(Data records)
┌──

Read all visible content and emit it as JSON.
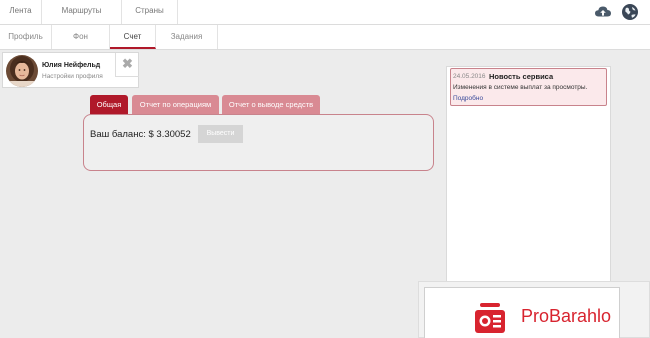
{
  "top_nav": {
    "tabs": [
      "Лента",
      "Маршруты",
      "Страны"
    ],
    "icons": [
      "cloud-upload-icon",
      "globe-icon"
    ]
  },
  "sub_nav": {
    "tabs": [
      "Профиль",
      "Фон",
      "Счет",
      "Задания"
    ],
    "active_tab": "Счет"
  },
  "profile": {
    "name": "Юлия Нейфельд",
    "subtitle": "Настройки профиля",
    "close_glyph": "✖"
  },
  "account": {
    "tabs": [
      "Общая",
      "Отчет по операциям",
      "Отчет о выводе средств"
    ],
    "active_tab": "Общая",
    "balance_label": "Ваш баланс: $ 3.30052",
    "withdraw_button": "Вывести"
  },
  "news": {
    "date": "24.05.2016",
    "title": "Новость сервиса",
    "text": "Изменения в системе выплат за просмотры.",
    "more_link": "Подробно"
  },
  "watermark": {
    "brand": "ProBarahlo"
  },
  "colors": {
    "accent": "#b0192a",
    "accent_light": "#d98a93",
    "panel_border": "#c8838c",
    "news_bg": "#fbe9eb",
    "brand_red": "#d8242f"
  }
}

└──
┌──

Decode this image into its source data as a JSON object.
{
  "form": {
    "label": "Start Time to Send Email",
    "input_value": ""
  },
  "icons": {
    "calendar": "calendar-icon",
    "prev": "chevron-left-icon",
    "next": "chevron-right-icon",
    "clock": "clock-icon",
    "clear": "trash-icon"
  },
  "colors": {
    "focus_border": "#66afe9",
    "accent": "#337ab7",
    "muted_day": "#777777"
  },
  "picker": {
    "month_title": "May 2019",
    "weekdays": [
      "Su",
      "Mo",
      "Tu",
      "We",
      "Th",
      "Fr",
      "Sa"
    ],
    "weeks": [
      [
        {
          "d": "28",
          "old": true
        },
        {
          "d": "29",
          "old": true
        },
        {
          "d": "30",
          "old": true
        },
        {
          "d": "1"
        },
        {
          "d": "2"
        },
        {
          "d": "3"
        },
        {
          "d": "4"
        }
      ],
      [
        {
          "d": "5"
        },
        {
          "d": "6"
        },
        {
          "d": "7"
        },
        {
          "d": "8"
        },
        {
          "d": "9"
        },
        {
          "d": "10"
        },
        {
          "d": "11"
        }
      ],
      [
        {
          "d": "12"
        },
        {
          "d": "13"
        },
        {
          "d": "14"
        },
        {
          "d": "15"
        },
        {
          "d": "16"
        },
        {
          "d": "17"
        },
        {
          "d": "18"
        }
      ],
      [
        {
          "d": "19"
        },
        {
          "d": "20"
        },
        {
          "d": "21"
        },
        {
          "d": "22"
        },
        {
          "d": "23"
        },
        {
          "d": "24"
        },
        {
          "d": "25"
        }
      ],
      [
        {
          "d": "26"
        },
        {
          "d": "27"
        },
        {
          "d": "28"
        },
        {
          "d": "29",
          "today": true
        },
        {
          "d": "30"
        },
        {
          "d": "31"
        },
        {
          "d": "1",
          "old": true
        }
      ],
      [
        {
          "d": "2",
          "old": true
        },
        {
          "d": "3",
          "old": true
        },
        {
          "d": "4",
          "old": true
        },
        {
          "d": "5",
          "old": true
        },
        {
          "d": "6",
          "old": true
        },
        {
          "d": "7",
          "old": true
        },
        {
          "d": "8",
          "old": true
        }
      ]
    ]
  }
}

└──

Search the data above for the string "chevron" and return every line that has it.

• **WRITTEN RESPONSE**
    "prev": "chevron-left-icon",
    "next": "chevron-right-icon",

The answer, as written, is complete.